* WORK TO BE COMPLETED *
Find each line holding the word "ylabel" and give the total alone.

* RECORDS PROVIDED *
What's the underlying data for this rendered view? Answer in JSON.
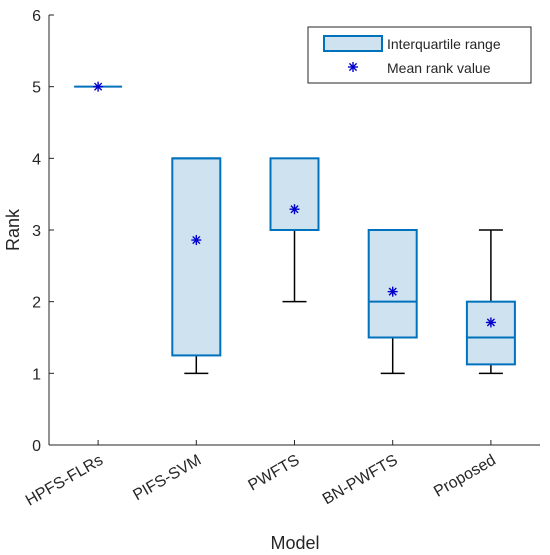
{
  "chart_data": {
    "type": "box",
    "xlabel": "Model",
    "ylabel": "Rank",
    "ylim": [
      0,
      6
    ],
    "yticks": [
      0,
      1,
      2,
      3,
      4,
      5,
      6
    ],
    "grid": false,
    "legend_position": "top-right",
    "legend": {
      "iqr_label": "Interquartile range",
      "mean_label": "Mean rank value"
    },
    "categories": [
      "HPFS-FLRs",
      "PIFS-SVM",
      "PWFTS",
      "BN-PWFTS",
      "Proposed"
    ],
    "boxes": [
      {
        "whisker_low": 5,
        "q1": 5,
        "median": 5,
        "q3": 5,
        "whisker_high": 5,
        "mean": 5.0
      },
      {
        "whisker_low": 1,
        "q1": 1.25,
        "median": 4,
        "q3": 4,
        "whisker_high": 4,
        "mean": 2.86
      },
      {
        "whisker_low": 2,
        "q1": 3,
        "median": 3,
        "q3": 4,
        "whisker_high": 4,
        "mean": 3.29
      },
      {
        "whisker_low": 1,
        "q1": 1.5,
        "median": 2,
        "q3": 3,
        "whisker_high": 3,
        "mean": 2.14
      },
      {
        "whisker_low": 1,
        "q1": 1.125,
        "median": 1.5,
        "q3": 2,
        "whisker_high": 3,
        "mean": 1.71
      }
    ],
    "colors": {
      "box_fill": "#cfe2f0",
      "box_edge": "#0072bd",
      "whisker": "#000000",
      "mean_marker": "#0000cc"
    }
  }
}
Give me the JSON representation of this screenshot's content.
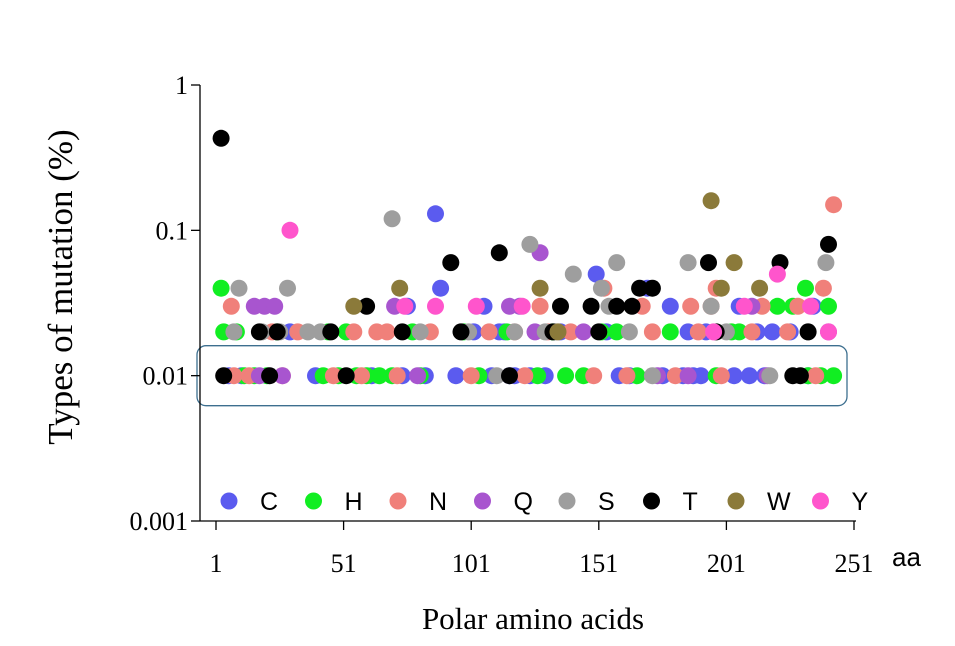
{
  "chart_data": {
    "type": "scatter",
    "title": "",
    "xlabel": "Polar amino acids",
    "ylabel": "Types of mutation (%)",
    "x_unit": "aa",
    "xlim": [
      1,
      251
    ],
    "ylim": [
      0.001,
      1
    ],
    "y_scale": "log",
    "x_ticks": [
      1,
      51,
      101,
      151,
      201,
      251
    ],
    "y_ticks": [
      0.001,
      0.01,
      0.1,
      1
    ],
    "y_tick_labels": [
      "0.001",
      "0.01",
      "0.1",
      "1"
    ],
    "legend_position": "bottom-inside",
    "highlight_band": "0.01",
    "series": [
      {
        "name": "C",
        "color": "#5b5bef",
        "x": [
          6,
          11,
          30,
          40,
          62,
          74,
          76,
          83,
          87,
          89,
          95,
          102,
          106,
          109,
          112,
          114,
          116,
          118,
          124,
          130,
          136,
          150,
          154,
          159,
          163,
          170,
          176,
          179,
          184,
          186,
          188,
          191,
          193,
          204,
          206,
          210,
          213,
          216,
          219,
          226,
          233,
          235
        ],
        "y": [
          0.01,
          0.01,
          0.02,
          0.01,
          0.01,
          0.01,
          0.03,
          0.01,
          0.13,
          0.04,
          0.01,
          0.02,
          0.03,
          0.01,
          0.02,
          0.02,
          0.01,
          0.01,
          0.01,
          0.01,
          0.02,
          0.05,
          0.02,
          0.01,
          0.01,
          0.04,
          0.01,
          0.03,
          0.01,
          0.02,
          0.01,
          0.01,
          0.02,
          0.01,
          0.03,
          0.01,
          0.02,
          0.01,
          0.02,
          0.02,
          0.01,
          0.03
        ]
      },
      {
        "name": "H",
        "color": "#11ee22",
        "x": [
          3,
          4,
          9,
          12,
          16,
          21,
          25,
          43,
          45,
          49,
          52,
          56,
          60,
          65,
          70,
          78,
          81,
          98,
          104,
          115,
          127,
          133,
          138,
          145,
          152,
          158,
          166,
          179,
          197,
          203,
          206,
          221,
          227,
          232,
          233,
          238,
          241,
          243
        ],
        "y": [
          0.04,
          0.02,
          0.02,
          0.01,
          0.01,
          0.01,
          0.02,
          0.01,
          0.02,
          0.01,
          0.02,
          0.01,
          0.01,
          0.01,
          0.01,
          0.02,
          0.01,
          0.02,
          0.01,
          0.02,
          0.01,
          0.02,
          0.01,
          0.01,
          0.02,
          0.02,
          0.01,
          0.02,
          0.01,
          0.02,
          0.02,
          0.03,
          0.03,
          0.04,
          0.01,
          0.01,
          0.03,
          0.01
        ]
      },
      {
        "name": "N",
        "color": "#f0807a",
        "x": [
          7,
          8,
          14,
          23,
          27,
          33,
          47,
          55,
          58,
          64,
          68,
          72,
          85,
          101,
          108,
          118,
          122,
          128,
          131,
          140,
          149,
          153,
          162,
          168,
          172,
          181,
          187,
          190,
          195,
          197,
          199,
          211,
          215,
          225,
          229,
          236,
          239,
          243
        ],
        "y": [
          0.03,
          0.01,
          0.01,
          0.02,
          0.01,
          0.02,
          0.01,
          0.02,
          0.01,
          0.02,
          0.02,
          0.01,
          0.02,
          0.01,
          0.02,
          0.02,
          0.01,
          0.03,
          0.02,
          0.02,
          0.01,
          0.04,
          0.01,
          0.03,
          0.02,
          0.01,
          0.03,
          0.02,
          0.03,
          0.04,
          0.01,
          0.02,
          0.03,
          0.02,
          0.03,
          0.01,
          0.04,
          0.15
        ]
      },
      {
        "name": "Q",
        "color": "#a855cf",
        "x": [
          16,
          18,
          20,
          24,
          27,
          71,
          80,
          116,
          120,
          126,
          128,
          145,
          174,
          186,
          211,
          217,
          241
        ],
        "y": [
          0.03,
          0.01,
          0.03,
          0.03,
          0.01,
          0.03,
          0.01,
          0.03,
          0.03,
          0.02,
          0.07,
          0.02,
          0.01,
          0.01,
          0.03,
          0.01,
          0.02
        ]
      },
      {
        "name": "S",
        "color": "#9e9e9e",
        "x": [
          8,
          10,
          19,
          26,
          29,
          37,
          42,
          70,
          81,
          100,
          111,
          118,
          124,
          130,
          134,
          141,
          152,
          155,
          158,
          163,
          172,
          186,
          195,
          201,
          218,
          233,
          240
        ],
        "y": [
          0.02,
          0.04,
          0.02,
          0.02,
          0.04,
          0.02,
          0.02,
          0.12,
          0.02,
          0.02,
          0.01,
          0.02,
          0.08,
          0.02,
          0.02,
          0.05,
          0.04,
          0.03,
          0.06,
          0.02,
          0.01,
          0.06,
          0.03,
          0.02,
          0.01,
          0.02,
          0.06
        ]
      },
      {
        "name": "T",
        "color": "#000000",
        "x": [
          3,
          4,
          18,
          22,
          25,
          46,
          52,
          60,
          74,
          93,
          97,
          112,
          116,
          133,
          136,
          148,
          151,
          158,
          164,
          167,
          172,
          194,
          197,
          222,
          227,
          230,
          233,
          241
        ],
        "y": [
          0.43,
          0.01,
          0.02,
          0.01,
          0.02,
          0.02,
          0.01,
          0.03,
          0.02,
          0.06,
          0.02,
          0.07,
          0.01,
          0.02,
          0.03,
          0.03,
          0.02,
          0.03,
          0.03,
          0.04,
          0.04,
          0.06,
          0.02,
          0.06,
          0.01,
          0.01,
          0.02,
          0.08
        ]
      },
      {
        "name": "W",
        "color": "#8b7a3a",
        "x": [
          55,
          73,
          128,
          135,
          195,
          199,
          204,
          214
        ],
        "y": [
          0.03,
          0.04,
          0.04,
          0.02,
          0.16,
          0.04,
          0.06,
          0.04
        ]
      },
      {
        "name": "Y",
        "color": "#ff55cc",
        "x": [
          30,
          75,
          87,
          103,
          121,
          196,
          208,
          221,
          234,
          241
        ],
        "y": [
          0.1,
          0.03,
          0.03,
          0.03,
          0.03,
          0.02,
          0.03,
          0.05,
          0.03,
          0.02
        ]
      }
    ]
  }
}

==

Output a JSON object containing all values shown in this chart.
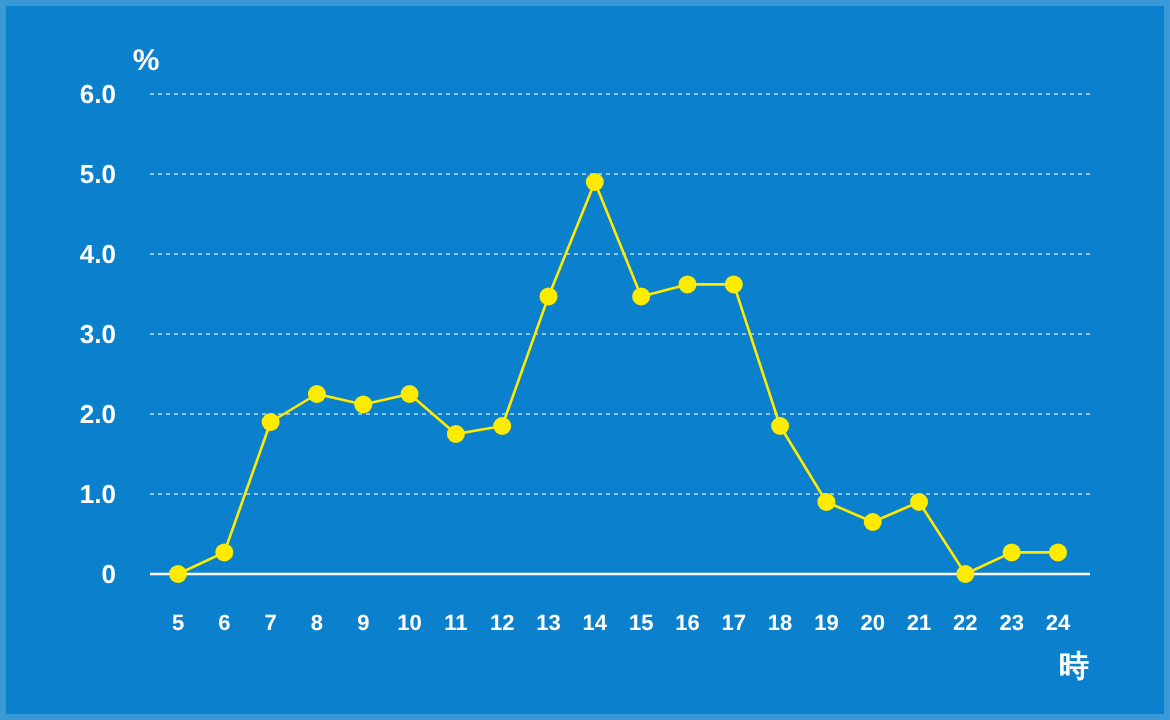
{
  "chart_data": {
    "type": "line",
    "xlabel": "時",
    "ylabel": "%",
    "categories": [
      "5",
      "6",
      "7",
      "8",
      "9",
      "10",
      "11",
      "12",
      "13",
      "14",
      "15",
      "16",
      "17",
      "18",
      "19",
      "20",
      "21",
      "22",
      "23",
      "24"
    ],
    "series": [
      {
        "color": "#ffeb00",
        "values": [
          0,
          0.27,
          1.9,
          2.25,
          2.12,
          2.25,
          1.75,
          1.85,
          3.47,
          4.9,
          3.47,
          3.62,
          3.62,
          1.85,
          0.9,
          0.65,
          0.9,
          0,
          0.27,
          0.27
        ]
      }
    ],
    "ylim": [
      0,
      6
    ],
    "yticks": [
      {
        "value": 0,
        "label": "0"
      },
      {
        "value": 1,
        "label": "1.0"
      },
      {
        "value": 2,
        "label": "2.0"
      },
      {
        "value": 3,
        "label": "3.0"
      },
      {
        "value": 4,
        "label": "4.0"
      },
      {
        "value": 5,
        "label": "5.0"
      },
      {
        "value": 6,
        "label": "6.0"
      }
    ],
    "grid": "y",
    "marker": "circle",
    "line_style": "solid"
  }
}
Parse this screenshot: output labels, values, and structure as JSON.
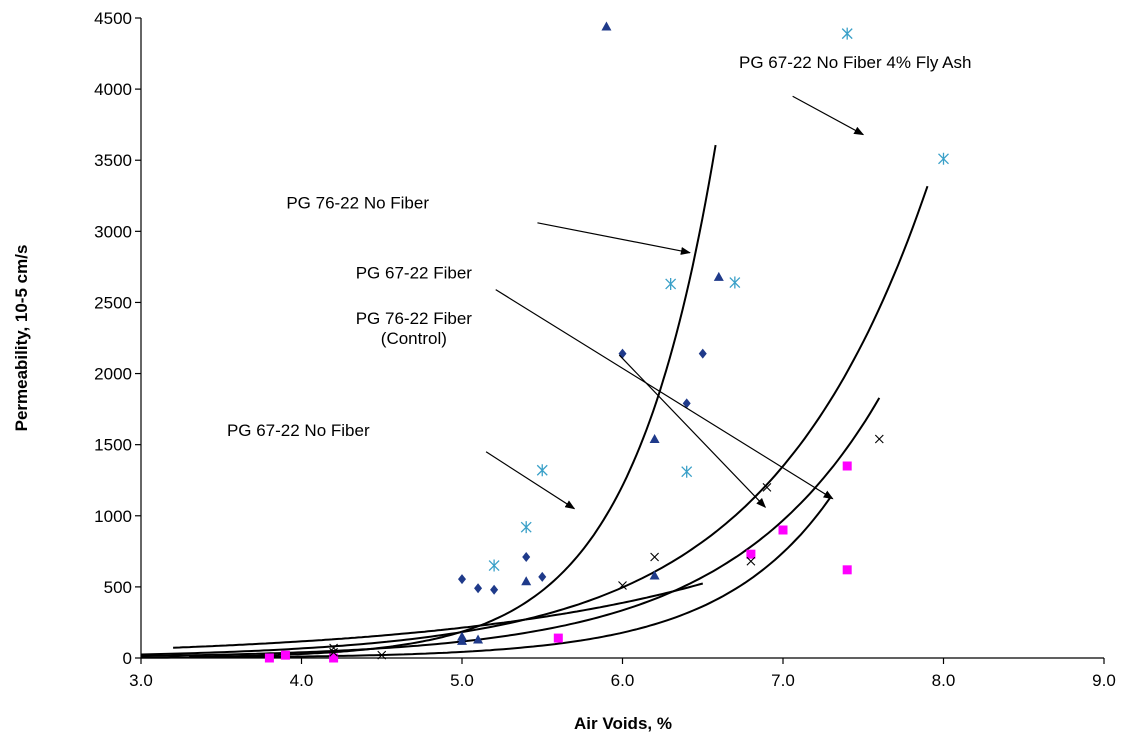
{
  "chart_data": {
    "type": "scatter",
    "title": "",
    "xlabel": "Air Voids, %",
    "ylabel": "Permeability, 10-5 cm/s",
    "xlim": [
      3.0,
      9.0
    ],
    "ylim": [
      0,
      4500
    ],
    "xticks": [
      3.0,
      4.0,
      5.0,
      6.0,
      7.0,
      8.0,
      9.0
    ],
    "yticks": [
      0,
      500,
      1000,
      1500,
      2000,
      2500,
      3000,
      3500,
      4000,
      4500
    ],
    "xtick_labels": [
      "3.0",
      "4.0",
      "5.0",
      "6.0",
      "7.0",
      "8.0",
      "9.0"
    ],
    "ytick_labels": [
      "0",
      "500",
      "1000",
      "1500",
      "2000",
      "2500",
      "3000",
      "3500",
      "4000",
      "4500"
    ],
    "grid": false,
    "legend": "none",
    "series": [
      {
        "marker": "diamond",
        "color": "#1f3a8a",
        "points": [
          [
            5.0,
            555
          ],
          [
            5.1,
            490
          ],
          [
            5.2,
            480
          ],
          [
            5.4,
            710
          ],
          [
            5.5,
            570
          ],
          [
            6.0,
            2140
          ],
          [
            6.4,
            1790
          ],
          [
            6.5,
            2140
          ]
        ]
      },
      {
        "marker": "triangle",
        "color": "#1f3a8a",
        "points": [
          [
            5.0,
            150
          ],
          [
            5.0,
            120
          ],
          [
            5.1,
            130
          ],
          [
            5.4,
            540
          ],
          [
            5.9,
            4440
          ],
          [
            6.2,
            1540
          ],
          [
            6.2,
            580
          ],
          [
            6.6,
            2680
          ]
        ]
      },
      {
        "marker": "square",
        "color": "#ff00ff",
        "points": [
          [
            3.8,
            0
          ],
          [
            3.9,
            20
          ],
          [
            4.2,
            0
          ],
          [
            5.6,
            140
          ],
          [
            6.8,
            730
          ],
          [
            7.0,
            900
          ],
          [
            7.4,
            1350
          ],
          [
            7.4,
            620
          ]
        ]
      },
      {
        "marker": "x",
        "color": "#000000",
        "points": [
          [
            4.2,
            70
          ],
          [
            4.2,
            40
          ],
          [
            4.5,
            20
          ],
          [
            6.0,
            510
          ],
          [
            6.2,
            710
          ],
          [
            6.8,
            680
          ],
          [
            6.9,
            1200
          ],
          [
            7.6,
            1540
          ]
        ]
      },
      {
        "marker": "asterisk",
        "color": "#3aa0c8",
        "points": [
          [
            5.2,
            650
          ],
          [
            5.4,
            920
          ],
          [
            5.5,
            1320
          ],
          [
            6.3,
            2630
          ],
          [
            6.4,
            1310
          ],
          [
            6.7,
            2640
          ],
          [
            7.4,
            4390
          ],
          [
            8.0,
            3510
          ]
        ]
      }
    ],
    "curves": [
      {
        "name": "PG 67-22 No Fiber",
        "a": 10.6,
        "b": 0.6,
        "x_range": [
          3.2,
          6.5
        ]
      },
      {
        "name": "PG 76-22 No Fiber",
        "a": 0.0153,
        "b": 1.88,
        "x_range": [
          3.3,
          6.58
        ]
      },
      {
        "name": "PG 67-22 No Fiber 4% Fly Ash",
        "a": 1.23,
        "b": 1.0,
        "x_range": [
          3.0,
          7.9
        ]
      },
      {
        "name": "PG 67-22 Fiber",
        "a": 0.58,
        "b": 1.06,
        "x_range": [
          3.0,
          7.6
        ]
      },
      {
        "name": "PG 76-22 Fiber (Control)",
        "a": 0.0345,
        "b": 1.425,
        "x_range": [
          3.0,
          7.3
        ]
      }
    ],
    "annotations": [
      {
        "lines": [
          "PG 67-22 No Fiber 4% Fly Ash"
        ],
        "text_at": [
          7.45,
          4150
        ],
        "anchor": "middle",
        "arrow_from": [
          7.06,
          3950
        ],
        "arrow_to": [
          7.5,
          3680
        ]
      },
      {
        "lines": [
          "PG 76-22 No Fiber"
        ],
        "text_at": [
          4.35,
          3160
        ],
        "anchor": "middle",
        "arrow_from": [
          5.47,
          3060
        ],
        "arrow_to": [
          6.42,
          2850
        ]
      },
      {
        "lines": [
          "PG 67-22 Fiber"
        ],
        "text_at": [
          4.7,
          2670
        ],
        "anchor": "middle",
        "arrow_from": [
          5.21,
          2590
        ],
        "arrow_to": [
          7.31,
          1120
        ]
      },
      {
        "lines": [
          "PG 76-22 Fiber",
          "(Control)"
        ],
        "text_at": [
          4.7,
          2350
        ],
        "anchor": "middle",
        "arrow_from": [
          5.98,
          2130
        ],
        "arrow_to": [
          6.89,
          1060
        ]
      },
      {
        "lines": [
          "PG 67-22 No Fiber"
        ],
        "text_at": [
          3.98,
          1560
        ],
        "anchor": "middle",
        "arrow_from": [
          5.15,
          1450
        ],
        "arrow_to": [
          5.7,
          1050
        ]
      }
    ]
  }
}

* TASK SOLUTION *
4